# SHORT EXERCISE
All of the entries need to be written out again, exactly as they are.

# DATA SHOWN
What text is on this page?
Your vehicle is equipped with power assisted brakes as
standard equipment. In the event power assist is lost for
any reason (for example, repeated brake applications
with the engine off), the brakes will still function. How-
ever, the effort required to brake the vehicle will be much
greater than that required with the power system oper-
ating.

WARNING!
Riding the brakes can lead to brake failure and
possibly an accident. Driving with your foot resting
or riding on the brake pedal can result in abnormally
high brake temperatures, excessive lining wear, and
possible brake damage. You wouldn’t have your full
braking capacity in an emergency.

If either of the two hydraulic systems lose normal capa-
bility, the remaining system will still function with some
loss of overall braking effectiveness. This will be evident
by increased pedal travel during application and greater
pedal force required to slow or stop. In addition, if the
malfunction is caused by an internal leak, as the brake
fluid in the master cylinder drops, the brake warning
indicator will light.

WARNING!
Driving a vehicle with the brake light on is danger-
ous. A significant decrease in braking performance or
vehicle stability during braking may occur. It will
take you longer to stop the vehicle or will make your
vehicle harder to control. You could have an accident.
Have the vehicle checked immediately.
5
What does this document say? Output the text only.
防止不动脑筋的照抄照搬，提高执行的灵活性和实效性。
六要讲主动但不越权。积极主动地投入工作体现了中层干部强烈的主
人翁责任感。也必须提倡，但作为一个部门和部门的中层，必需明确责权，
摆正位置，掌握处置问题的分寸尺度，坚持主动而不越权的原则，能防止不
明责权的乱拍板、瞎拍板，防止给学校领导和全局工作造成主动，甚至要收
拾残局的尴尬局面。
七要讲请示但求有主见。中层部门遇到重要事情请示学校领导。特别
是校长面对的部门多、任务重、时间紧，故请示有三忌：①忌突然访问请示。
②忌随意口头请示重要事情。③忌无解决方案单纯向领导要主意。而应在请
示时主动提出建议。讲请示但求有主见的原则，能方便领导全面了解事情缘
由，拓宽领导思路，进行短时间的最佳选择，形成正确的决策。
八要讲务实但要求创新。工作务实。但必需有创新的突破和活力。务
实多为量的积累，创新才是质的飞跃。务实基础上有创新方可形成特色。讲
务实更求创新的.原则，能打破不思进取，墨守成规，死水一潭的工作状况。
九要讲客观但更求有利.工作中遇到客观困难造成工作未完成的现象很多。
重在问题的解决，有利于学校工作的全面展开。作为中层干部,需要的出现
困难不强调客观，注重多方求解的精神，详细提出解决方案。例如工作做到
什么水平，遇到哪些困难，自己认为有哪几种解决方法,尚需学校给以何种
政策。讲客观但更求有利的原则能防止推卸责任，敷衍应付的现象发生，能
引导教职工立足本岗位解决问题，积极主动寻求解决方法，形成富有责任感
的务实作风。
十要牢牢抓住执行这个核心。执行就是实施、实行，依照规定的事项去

# WRITTEN SOLUTION
What text is on this page?
Your vehicle is equipped with power assisted brakes as
standard equipment. In the event power assist is lost for
any reason (for example, repeated brake applications
with the engine off), the brakes will still function. How-
ever, the effort required to brake the vehicle will be much
greater than that required with the power system oper-
ating.

WARNING!
Riding the brakes can lead to brake failure and
possibly an accident. Driving with your foot resting
or riding on the brake pedal can result in abnormally
high brake temperatures, excessive lining wear, and
possible brake damage. You wouldn’t have your full
braking capacity in an emergency.

If either of the two hydraulic systems lose normal capa-
bility, the remaining system will still function with some
loss of overall braking effectiveness. This will be evident
by increased pedal travel during application and greater
pedal force required to slow or stop. In addition, if the
malfunction is caused by an internal leak, as the brake
fluid in the master cylinder drops, the brake warning
indicator will light.

WARNING!
Driving a vehicle with the brake light on is danger-
ous. A significant decrease in braking performance or
vehicle stability during braking may occur. It will
take you longer to stop the vehicle or will make your
vehicle harder to control. You could have an accident.
Have the vehicle checked immediately.
5
What does this document say? Output the text only.
防止不动脑筋的照抄照搬，提高执行的灵活性和实效性。
六要讲主动但不越权。积极主动地投入工作体现了中层干部强烈的主
人翁责任感。也必须提倡，但作为一个部门和部门的中层，必需明确责权，
摆正位置，掌握处置问题的分寸尺度，坚持主动而不越权的原则，能防止不
明责权的乱拍板、瞎拍板，防止给学校领导和全局工作造成主动，甚至要收
拾残局的尴尬局面。
七要讲请示但求有主见。中层部门遇到重要事情请示学校领导。特别
是校长面对的部门多、任务重、时间紧，故请示有三忌：①忌突然访问请示。
②忌随意口头请示重要事情。③忌无解决方案单纯向领导要主意。而应在请
示时主动提出建议。讲请示但求有主见的原则，能方便领导全面了解事情缘
由，拓宽领导思路，进行短时间的最佳选择，形成正确的决策。
八要讲务实但要求创新。工作务实。但必需有创新的突破和活力。务
实多为量的积累，创新才是质的飞跃。务实基础上有创新方可形成特色。讲
务实更求创新的.原则，能打破不思进取，墨守成规，死水一潭的工作状况。
九要讲客观但更求有利.工作中遇到客观困难造成工作未完成的现象很多。
重在问题的解决，有利于学校工作的全面展开。作为中层干部,需要的出现
困难不强调客观，注重多方求解的精神，详细提出解决方案。例如工作做到
什么水平，遇到哪些困难，自己认为有哪几种解决方法,尚需学校给以何种
政策。讲客观但更求有利的原则能防止推卸责任，敷衍应付的现象发生，能
引导教职工立足本岗位解决问题，积极主动寻求解决方法，形成富有责任感
的务实作风。
十要牢牢抓住执行这个核心。执行就是实施、实行，依照规定的事项去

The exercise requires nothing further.